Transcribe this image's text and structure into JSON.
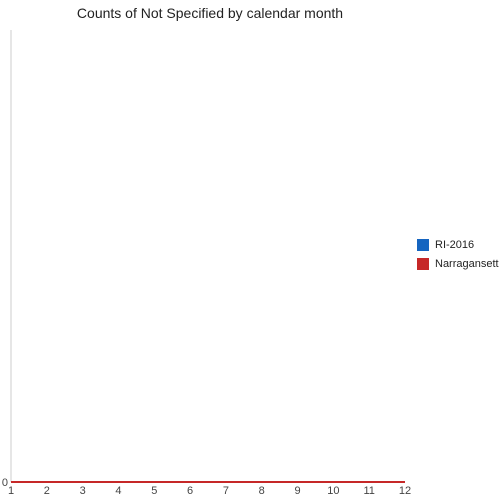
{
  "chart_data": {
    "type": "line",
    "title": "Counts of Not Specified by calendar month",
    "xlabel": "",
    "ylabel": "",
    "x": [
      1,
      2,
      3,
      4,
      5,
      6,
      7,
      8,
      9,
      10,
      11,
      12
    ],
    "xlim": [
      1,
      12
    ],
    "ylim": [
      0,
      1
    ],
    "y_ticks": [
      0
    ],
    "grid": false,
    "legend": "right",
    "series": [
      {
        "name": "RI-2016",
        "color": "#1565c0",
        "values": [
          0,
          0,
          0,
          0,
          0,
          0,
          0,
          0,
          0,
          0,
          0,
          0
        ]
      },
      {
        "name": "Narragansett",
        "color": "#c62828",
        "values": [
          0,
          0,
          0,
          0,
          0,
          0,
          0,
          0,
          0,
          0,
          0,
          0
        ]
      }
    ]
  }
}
-=-=-
TASK DIRECTIONS
Quote the listing above in full, except for the pictures.

EXERCISE SOLUTION
Transcribe this image's text and structure into JSON.
{
  "chart_data": {
    "type": "line",
    "title": "Counts of Not Specified by calendar month",
    "xlabel": "",
    "ylabel": "",
    "x": [
      1,
      2,
      3,
      4,
      5,
      6,
      7,
      8,
      9,
      10,
      11,
      12
    ],
    "xlim": [
      1,
      12
    ],
    "ylim": [
      0,
      1
    ],
    "y_ticks": [
      0
    ],
    "grid": false,
    "legend": "right",
    "series": [
      {
        "name": "RI-2016",
        "color": "#1565c0",
        "values": [
          0,
          0,
          0,
          0,
          0,
          0,
          0,
          0,
          0,
          0,
          0,
          0
        ]
      },
      {
        "name": "Narragansett",
        "color": "#c62828",
        "values": [
          0,
          0,
          0,
          0,
          0,
          0,
          0,
          0,
          0,
          0,
          0,
          0
        ]
      }
    ]
  }
}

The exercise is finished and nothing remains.